##### Task material

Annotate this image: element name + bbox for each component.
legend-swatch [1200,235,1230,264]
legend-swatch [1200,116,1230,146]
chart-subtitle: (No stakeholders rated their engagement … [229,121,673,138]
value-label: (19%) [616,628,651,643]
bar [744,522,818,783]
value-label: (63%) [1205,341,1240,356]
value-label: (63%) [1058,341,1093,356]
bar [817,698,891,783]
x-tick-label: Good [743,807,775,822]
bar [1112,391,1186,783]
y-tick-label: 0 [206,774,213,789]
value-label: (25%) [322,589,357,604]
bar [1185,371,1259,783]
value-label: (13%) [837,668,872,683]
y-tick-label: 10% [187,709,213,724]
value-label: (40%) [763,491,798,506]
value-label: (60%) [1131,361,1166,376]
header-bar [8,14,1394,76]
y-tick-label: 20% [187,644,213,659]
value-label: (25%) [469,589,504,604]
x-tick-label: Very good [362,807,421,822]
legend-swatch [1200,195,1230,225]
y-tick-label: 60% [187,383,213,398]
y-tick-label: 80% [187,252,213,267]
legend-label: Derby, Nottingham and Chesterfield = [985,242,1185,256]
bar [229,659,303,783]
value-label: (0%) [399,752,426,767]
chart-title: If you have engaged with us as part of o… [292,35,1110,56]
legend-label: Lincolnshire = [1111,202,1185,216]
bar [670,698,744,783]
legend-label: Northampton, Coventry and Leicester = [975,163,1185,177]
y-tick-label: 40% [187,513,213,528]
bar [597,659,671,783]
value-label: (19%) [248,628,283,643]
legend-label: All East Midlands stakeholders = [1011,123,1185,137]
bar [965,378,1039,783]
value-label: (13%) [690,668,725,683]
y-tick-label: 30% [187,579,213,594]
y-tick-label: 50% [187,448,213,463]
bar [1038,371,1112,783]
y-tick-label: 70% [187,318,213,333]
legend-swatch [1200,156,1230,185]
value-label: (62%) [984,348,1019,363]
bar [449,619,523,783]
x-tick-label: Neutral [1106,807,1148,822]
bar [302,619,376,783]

##########
##### Task material

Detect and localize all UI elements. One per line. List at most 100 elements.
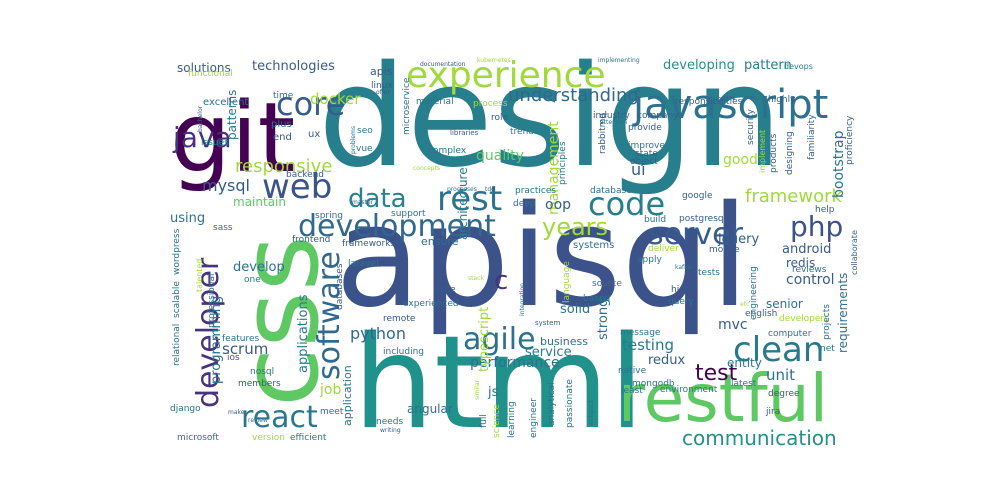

##########

* _The problem_: Lay out the lines from the line with "Annotate this image: element" through the line with "value-label: (63%) [1205,341,1240,356]" as a two-column CSV with the headers input and output, one row per input paired with its output. Put each in a single quoted field and turn line breaks into spaces.

* _Task response_:
input,output
"Annotate this image: element name + bbox for each component.","legend-swatch [1200,235,1230,264] legend-swatch [1200,116,1230,146] chart-subtitle: (No stakeholders rated their engagement … [229,121,673,138] value-label: (19%) [616,628,651,643] bar [744,522,818,783] value-label: (63%) [1205,341,1240,356]"